_Exercise brief:_
Starting from the first line below, copy the whole listing exactly.

START Given records

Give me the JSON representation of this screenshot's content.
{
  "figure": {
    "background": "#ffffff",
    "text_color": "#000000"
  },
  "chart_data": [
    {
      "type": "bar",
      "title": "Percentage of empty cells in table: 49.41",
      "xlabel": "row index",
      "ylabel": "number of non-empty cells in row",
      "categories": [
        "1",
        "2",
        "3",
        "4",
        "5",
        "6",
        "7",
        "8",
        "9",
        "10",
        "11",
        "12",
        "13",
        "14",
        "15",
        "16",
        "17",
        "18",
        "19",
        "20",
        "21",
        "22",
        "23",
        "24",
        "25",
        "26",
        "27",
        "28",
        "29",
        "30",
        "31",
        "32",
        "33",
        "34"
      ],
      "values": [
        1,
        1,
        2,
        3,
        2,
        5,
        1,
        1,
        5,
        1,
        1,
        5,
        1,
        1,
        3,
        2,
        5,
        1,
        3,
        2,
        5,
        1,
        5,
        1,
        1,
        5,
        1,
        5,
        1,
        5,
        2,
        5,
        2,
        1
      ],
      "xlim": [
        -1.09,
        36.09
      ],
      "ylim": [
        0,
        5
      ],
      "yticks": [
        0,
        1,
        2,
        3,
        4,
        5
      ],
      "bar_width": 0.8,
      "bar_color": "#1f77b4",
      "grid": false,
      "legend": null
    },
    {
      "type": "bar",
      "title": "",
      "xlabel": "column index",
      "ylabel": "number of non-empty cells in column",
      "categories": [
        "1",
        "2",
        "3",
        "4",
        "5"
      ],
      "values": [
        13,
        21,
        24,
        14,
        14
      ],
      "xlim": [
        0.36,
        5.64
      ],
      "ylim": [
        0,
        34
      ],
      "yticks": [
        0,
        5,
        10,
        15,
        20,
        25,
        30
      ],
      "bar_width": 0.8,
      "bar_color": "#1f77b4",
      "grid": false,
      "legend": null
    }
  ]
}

END Given records

_Result:_
Give me the JSON representation of this screenshot's content.
{
  "figure": {
    "background": "#ffffff",
    "text_color": "#000000"
  },
  "chart_data": [
    {
      "type": "bar",
      "title": "Percentage of empty cells in table: 49.41",
      "xlabel": "row index",
      "ylabel": "number of non-empty cells in row",
      "categories": [
        "1",
        "2",
        "3",
        "4",
        "5",
        "6",
        "7",
        "8",
        "9",
        "10",
        "11",
        "12",
        "13",
        "14",
        "15",
        "16",
        "17",
        "18",
        "19",
        "20",
        "21",
        "22",
        "23",
        "24",
        "25",
        "26",
        "27",
        "28",
        "29",
        "30",
        "31",
        "32",
        "33",
        "34"
      ],
      "values": [
        1,
        1,
        2,
        3,
        2,
        5,
        1,
        1,
        5,
        1,
        1,
        5,
        1,
        1,
        3,
        2,
        5,
        1,
        3,
        2,
        5,
        1,
        5,
        1,
        1,
        5,
        1,
        5,
        1,
        5,
        2,
        5,
        2,
        1
      ],
      "xlim": [
        -1.09,
        36.09
      ],
      "ylim": [
        0,
        5
      ],
      "yticks": [
        0,
        1,
        2,
        3,
        4,
        5
      ],
      "bar_width": 0.8,
      "bar_color": "#1f77b4",
      "grid": false,
      "legend": null
    },
    {
      "type": "bar",
      "title": "",
      "xlabel": "column index",
      "ylabel": "number of non-empty cells in column",
      "categories": [
        "1",
        "2",
        "3",
        "4",
        "5"
      ],
      "values": [
        13,
        21,
        24,
        14,
        14
      ],
      "xlim": [
        0.36,
        5.64
      ],
      "ylim": [
        0,
        34
      ],
      "yticks": [
        0,
        5,
        10,
        15,
        20,
        25,
        30
      ],
      "bar_width": 0.8,
      "bar_color": "#1f77b4",
      "grid": false,
      "legend": null
    }
  ]
}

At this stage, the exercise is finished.